### WRITTEN EXERCISE
Gather all lines containing the string "Held" and copy them out.

### INPUT MATERIAL
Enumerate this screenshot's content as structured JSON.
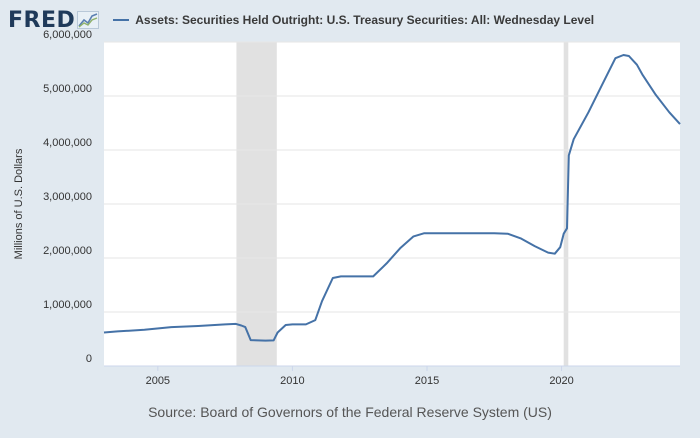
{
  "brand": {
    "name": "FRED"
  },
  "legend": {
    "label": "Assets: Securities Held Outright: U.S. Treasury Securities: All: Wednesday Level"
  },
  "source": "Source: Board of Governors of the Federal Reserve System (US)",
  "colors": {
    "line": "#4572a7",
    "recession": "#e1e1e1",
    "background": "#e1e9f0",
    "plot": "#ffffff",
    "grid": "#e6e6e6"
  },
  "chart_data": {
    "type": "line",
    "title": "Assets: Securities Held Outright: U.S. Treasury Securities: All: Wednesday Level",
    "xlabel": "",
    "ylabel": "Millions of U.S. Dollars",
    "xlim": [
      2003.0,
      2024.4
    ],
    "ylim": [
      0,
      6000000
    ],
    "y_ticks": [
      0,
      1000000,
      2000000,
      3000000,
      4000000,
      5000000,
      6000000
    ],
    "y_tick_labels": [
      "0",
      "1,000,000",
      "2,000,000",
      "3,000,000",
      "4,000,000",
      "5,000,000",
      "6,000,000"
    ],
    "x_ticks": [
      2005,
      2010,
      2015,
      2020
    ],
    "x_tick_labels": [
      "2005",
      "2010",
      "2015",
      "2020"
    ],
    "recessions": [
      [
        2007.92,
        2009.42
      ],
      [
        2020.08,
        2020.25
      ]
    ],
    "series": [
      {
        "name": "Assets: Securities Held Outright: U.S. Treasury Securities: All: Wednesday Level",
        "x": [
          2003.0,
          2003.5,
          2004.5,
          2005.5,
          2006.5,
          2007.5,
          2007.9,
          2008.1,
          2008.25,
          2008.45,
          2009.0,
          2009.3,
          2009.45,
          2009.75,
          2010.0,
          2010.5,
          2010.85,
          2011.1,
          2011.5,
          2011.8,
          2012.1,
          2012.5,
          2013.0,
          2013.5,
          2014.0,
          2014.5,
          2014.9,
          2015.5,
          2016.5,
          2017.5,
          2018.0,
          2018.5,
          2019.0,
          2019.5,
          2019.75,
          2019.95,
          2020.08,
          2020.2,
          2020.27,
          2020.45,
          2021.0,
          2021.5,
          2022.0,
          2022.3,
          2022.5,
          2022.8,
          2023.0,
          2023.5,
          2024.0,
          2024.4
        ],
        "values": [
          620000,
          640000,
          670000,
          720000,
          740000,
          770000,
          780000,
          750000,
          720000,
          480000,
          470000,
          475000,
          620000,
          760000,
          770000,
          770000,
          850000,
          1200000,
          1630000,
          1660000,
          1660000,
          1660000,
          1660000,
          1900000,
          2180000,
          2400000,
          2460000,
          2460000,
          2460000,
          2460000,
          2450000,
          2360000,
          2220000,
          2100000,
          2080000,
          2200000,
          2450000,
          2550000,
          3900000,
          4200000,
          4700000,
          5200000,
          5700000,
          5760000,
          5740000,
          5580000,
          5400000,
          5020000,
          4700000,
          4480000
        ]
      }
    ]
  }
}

### WRITTEN SOLUTION
    "label": "Assets: Securities Held Outright: U.S. Treasury Securities: All: Wednesday Level"
    "title": "Assets: Securities Held Outright: U.S. Treasury Securities: All: Wednesday Level",
        "name": "Assets: Securities Held Outright: U.S. Treasury Securities: All: Wednesday Level",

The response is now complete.